> INFORMATION SUPPLIED
···
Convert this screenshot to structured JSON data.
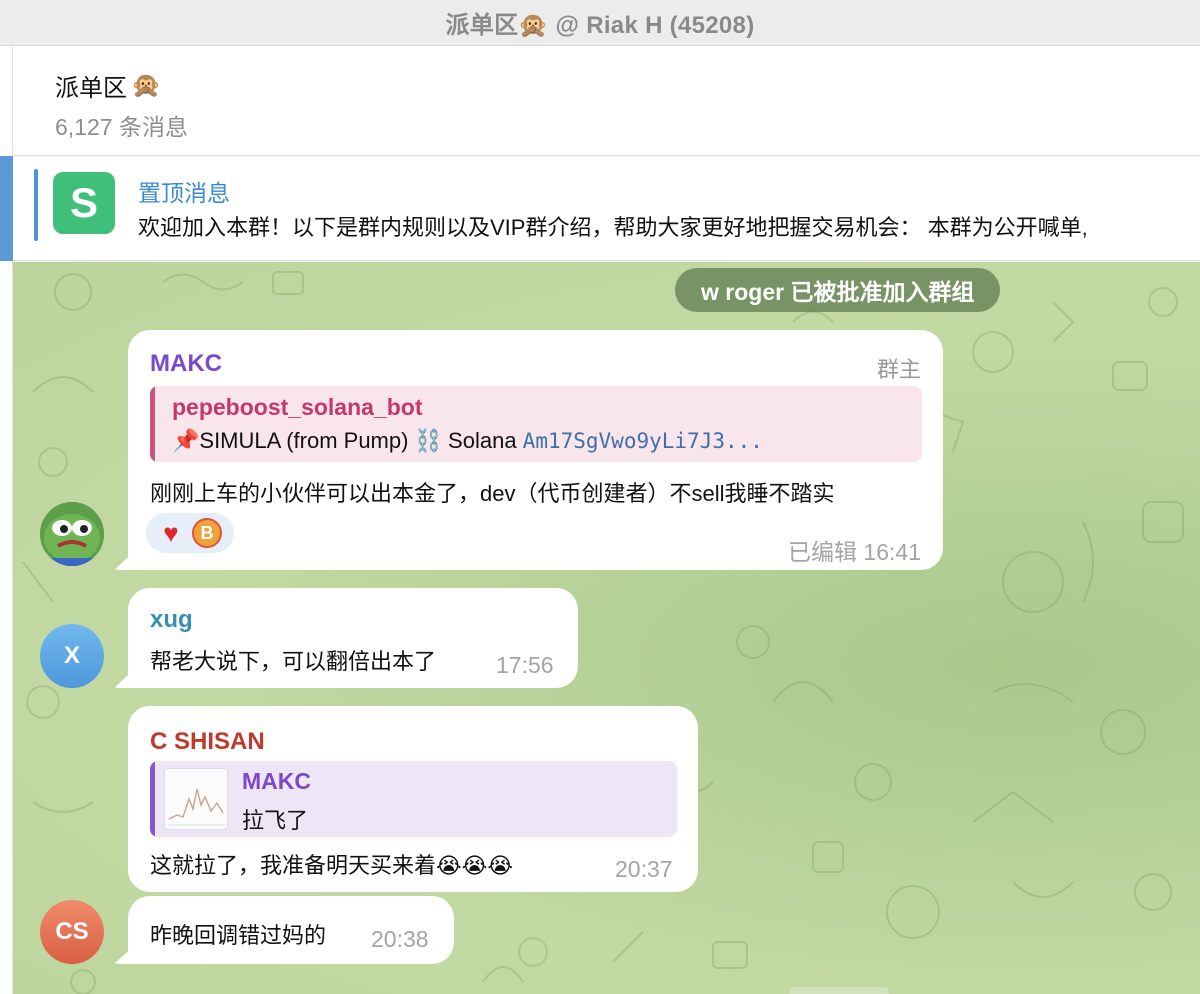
{
  "window": {
    "title": "派单区🙊 @ Riak H (45208)"
  },
  "header": {
    "title": "派单区",
    "title_emoji": "🙊",
    "subtitle": "6,127 条消息"
  },
  "pinned": {
    "label": "置顶消息",
    "text": "欢迎加入本群！以下是群内规则以及VIP群介绍，帮助大家更好地把握交易机会：  本群为公开喊单,",
    "thumb_glyph": "S",
    "thumb_color": "#3fbf7a"
  },
  "service": {
    "text": "w roger 已被批准加入群组"
  },
  "messages": [
    {
      "sender": "MAKC",
      "sender_color": "#7a48c8",
      "role": "群主",
      "quote": {
        "name": "pepeboost_solana_bot",
        "text_pre": "📌SIMULA (from Pump) ⛓️ Solana ",
        "text_code": "Am17SgVwo9yLi7J3..."
      },
      "text": "刚刚上车的小伙伴可以出本金了，dev（代币创建者）不sell我睡不踏实",
      "reactions": [
        "heart",
        "bitcoin"
      ],
      "meta": "已编辑 16:41"
    },
    {
      "sender": "xug",
      "sender_color": "#3a8fb0",
      "text": "帮老大说下，可以翻倍出本了",
      "meta": "17:56",
      "avatar_initial": "X"
    },
    {
      "sender": "C SHISAN",
      "sender_color": "#c0392b",
      "quote": {
        "name": "MAKC",
        "text": "拉飞了"
      },
      "text": "这就拉了，我准备明天买来着😭😭😭",
      "meta": "20:37"
    },
    {
      "text": "昨晚回调错过妈的",
      "meta": "20:38",
      "avatar_initial": "CS"
    }
  ],
  "colors": {
    "chat_bg": "#b7d39a",
    "accent": "#3a8ad4"
  }
}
···
Print the complete listing exactly, apart from any pictures.

Convert this screenshot to structured JSON data.
{
  "window": {
    "title": "派单区🙊 @ Riak H (45208)"
  },
  "header": {
    "title": "派单区",
    "title_emoji": "🙊",
    "subtitle": "6,127 条消息"
  },
  "pinned": {
    "label": "置顶消息",
    "text": "欢迎加入本群！以下是群内规则以及VIP群介绍，帮助大家更好地把握交易机会：  本群为公开喊单,",
    "thumb_glyph": "S",
    "thumb_color": "#3fbf7a"
  },
  "service": {
    "text": "w roger 已被批准加入群组"
  },
  "messages": [
    {
      "sender": "MAKC",
      "sender_color": "#7a48c8",
      "role": "群主",
      "quote": {
        "name": "pepeboost_solana_bot",
        "text_pre": "📌SIMULA (from Pump) ⛓️ Solana ",
        "text_code": "Am17SgVwo9yLi7J3..."
      },
      "text": "刚刚上车的小伙伴可以出本金了，dev（代币创建者）不sell我睡不踏实",
      "reactions": [
        "heart",
        "bitcoin"
      ],
      "meta": "已编辑 16:41"
    },
    {
      "sender": "xug",
      "sender_color": "#3a8fb0",
      "text": "帮老大说下，可以翻倍出本了",
      "meta": "17:56",
      "avatar_initial": "X"
    },
    {
      "sender": "C SHISAN",
      "sender_color": "#c0392b",
      "quote": {
        "name": "MAKC",
        "text": "拉飞了"
      },
      "text": "这就拉了，我准备明天买来着😭😭😭",
      "meta": "20:37"
    },
    {
      "text": "昨晚回调错过妈的",
      "meta": "20:38",
      "avatar_initial": "CS"
    }
  ],
  "colors": {
    "chat_bg": "#b7d39a",
    "accent": "#3a8ad4"
  }
}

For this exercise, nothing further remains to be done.